§ Work order 1
In the Curry v. Daly decision, on what date was the matter moved to the regular civil docket?
§ Work order 2
For each statement, say whether the Curry v. Daly decision supports it. Give yes or no and quote the deciding words. (a) The plaintiff was arrested on or about July 29, 2002. (b) The arrest warrant was for the crime of assault. (c) The charges were dismissed on or about October 22, 2002.
START Selected text
Curry v. Daly, CV 02 0516554 S (Conn. Super. 12/2/2003), CV 02 0516554 S

Decision Date02 December 2003
Docket NumberCV 02 0516554 S
CourtConnecticut Superior Court
PartiesEdward Curry v. Jack Daly
MEMORANDUM OF DECISION RE MOTION FOR SUMMARY JUDGMENT

ROBINSON, R., JUDGE.

The instant action was originally brought as a Small Claims action. The matter was transferred to the regular civil docket on August 14, 2002.

On October 30, 2002, the plaintiff filed a Revised Complaint. Said complaint provides in pertinent part that:

4. On or about July 21, 2002, the defendants falsely complained to the Southington Police Department that the plaintiff was involved in a domestic dispute.

5. On the basis of the defendants (sic) false complaint, the Southington Police applied for and obtained an arrest warrant for the plaintiff for the crime of disorderly conduct in violation of Conn. Gen. State. §53a-182. Thereafter, the plaintiff was arrested on this warrant on or about July 29, 2002, handcuffed, transported to the police lockup, and incarcerated for several hours . . .

6. Pursuant to this arrest, the plaintiff appeared in Superior Court in Bristol on or about July 30, 2002, and was required to meet with a family relations officer, after which the plaintiff pleaded not guilty and the case was continued . . .

9. The charges pending in court were dismissed by a judge of the Superior Court on or about October 22, 2002, resulting in the termination of the proceedings in the plaintiff's favor.
END Selected text
START Available data
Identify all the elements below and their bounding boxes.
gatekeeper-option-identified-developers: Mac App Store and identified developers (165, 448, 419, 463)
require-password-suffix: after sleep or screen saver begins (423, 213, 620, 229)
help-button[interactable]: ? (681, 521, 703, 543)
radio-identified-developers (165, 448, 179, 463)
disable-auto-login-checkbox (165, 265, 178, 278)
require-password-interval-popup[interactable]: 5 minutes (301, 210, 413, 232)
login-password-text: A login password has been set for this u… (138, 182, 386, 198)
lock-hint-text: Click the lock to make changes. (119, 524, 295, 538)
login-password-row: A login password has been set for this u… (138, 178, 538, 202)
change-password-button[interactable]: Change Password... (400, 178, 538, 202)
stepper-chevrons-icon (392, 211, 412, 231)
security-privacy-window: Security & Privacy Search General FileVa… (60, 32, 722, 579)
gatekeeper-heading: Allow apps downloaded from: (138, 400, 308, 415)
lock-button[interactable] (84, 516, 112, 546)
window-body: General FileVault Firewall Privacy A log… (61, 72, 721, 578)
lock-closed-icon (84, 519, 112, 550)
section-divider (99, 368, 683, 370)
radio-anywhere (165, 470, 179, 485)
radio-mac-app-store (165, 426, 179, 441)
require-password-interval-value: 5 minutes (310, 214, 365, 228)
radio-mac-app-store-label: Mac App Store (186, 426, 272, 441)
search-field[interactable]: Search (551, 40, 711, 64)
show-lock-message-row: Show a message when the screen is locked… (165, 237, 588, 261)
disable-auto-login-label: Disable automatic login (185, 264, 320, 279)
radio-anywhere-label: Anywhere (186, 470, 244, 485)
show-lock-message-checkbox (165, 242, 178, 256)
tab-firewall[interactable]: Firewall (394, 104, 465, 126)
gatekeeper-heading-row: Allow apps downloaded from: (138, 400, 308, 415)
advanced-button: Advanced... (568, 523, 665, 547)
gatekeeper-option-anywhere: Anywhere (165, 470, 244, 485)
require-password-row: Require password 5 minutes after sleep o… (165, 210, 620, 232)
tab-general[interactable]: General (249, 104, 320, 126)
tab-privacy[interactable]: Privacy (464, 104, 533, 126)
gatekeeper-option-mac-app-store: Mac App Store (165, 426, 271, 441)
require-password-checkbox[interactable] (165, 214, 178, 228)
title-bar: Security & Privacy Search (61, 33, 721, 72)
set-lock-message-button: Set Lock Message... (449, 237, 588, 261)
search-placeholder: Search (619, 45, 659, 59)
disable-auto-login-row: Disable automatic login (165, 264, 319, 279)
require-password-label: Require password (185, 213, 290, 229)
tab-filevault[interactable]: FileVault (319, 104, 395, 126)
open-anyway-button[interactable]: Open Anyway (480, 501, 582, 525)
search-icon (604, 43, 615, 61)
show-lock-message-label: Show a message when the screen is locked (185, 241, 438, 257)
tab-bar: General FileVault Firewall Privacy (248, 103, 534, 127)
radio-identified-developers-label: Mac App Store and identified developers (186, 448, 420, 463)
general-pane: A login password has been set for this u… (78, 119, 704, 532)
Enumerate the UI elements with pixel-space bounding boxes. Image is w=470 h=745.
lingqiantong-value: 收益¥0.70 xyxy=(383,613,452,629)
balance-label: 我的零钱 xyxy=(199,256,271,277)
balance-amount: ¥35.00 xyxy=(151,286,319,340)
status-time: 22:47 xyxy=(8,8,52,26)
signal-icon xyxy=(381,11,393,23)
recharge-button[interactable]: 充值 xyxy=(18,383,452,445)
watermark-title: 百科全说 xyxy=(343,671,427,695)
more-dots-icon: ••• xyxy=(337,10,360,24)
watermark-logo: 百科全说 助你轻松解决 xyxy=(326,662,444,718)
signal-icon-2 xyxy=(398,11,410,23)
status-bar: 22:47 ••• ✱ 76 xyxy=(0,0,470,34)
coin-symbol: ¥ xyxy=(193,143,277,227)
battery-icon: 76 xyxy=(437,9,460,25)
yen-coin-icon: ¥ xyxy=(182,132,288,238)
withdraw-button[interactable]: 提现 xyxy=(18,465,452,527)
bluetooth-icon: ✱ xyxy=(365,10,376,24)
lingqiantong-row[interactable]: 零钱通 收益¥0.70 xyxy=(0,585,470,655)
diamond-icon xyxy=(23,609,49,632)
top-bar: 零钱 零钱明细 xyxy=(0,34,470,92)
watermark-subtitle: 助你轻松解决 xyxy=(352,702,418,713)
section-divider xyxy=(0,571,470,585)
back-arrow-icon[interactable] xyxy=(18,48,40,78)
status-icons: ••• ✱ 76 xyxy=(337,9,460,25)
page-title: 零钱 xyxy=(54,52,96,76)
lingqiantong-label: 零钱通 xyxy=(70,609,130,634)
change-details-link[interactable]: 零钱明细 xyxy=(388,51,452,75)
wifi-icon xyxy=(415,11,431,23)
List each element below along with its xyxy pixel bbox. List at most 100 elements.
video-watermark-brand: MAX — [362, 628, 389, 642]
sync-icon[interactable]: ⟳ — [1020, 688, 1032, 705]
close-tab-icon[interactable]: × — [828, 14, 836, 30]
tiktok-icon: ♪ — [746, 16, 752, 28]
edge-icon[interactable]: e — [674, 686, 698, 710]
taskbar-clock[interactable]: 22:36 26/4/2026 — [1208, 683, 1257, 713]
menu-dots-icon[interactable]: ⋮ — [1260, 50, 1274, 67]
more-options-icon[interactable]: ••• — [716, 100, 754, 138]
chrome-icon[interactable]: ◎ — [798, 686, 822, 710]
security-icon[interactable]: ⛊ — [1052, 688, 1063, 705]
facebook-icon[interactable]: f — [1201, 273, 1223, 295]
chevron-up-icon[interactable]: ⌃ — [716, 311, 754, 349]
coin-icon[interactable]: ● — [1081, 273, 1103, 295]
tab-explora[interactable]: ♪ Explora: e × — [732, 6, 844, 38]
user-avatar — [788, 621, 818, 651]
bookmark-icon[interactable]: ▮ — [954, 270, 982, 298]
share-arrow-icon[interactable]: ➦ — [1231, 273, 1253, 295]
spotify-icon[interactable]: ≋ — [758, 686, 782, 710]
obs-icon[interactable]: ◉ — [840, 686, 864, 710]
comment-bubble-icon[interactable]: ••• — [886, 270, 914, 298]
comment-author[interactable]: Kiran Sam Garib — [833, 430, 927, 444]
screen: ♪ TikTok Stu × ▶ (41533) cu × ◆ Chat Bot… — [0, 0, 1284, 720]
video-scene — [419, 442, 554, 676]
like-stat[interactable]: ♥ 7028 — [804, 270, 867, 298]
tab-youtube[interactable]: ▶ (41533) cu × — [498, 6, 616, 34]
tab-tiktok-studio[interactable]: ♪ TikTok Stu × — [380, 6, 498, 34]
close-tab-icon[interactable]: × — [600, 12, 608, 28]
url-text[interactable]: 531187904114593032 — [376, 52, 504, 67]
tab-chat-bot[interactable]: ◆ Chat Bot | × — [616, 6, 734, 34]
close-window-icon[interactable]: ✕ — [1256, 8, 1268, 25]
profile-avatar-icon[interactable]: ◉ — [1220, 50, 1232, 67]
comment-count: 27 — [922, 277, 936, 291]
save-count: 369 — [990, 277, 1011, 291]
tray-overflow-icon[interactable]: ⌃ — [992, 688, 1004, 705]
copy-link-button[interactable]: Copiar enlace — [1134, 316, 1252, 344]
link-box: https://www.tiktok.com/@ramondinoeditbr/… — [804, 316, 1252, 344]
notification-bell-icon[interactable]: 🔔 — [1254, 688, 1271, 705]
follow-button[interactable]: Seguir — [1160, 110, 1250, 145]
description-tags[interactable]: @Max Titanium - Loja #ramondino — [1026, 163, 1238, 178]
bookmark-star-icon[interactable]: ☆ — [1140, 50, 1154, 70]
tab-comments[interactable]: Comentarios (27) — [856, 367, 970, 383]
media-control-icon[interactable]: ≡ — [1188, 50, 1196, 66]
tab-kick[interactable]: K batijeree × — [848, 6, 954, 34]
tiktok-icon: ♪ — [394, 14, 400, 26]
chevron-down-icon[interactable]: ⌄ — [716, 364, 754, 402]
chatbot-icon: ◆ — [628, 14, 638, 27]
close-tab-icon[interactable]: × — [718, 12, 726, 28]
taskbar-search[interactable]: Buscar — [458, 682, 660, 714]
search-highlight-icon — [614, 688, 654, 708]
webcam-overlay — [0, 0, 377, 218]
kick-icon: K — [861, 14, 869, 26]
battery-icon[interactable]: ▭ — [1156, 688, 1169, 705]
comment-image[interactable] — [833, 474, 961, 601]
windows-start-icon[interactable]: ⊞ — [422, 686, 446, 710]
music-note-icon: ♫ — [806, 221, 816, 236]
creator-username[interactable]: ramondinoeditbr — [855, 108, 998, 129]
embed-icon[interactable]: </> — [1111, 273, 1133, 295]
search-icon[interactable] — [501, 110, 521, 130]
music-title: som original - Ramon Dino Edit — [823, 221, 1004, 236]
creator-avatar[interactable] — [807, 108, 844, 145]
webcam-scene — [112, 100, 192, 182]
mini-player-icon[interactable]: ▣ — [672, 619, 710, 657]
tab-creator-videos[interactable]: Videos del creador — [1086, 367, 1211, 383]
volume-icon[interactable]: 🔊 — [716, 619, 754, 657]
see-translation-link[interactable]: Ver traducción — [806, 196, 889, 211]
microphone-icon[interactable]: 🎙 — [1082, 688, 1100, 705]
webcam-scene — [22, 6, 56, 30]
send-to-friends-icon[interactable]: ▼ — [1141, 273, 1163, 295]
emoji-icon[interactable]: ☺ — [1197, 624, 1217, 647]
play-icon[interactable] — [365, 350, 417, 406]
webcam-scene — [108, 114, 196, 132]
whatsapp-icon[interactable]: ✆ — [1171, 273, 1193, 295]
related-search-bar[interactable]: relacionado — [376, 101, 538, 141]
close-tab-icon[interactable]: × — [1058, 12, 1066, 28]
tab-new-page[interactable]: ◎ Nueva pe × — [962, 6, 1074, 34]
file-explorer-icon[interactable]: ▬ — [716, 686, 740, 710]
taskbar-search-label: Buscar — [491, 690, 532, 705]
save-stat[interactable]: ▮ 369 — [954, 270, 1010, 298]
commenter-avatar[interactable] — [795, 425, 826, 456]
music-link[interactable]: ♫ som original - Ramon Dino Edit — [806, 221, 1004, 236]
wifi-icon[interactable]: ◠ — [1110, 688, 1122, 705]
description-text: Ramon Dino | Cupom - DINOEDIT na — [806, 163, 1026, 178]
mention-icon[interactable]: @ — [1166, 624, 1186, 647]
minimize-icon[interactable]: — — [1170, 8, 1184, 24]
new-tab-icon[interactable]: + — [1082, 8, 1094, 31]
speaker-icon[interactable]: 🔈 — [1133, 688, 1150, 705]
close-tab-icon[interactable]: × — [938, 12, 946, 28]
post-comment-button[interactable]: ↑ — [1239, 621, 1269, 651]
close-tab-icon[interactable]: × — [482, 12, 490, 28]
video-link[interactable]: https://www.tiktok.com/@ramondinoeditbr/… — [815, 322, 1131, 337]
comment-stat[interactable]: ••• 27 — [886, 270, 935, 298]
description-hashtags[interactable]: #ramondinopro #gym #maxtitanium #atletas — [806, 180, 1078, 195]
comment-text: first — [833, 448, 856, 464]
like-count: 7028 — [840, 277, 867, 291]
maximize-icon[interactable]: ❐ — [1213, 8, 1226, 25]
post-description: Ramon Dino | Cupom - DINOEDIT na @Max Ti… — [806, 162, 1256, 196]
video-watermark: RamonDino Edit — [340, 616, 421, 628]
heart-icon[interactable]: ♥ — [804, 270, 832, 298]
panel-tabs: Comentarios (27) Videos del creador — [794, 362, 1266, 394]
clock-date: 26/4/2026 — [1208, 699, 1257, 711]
END Available data
§ Exercise result 1
August 14, 2002.

§ Exercise result 2
(a) Yes: "the plaintiff was arrested on this warrant on or about July 29, 2002"
(b) No: "an arrest warrant for the plaintiff for the crime of disorderly conduct"
(c) Yes: "The charges pending in court were dismissed by a judge of the Superior Court on or about October 22, 2002"